• Stated goal:
Repeat each entry as written, dropping any picture you find.

• Records for this task:
:::::

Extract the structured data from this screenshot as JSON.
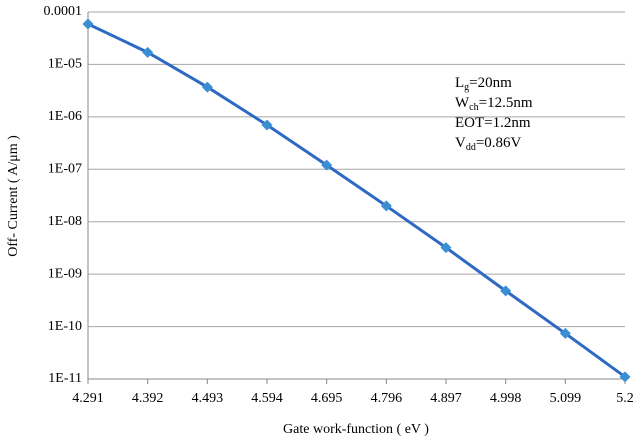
{
  "chart_data": {
    "type": "line",
    "y_label": "Off- Current ( A/μm )",
    "x_label": "Gate work-function ( eV )",
    "x": [
      4.291,
      4.392,
      4.493,
      4.594,
      4.695,
      4.796,
      4.897,
      4.998,
      5.099,
      5.2
    ],
    "series": [
      {
        "name": "Off-current",
        "color": "#2e6ac4",
        "marker_color": "#3a8fd2",
        "values": [
          5.9e-05,
          1.7e-05,
          3.7e-06,
          7e-07,
          1.2e-07,
          2e-08,
          3.2e-09,
          4.8e-10,
          7.4e-11,
          1.1e-11
        ]
      }
    ],
    "xlim": [
      4.291,
      5.2
    ],
    "xticks": [
      4.291,
      4.392,
      4.493,
      4.594,
      4.695,
      4.796,
      4.897,
      4.998,
      5.099,
      5.2
    ],
    "ylim": [
      1e-11,
      0.0001
    ],
    "yscale": "log",
    "yticks": [
      {
        "value": 1e-11,
        "label": "1E-11"
      },
      {
        "value": 1e-10,
        "label": "1E-10"
      },
      {
        "value": 1e-09,
        "label": "1E-09"
      },
      {
        "value": 1e-08,
        "label": "1E-08"
      },
      {
        "value": 1e-07,
        "label": "1E-07"
      },
      {
        "value": 1e-06,
        "label": "1E-06"
      },
      {
        "value": 1e-05,
        "label": "1E-05"
      },
      0.0001
    ],
    "grid": true,
    "annotations": [
      [
        "L",
        "g",
        "=20nm"
      ],
      [
        "W",
        "ch",
        "=12.5nm"
      ],
      [
        "EOT=1.2nm"
      ],
      [
        "V",
        "dd",
        "=0.86V"
      ]
    ]
  }
}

:::::

• Solution for this exercise:
Extract the structured data from this screenshot as JSON.
{
  "chart_data": {
    "type": "line",
    "y_label": "Off- Current ( A/μm )",
    "x_label": "Gate work-function ( eV )",
    "x": [
      4.291,
      4.392,
      4.493,
      4.594,
      4.695,
      4.796,
      4.897,
      4.998,
      5.099,
      5.2
    ],
    "series": [
      {
        "name": "Off-current",
        "color": "#2e6ac4",
        "marker_color": "#3a8fd2",
        "values": [
          5.9e-05,
          1.7e-05,
          3.7e-06,
          7e-07,
          1.2e-07,
          2e-08,
          3.2e-09,
          4.8e-10,
          7.4e-11,
          1.1e-11
        ]
      }
    ],
    "xlim": [
      4.291,
      5.2
    ],
    "xticks": [
      4.291,
      4.392,
      4.493,
      4.594,
      4.695,
      4.796,
      4.897,
      4.998,
      5.099,
      5.2
    ],
    "ylim": [
      1e-11,
      0.0001
    ],
    "yscale": "log",
    "yticks": [
      {
        "value": 1e-11,
        "label": "1E-11"
      },
      {
        "value": 1e-10,
        "label": "1E-10"
      },
      {
        "value": 1e-09,
        "label": "1E-09"
      },
      {
        "value": 1e-08,
        "label": "1E-08"
      },
      {
        "value": 1e-07,
        "label": "1E-07"
      },
      {
        "value": 1e-06,
        "label": "1E-06"
      },
      {
        "value": 1e-05,
        "label": "1E-05"
      },
      0.0001
    ],
    "grid": true,
    "annotations": [
      [
        "L",
        "g",
        "=20nm"
      ],
      [
        "W",
        "ch",
        "=12.5nm"
      ],
      [
        "EOT=1.2nm"
      ],
      [
        "V",
        "dd",
        "=0.86V"
      ]
    ]
  }
}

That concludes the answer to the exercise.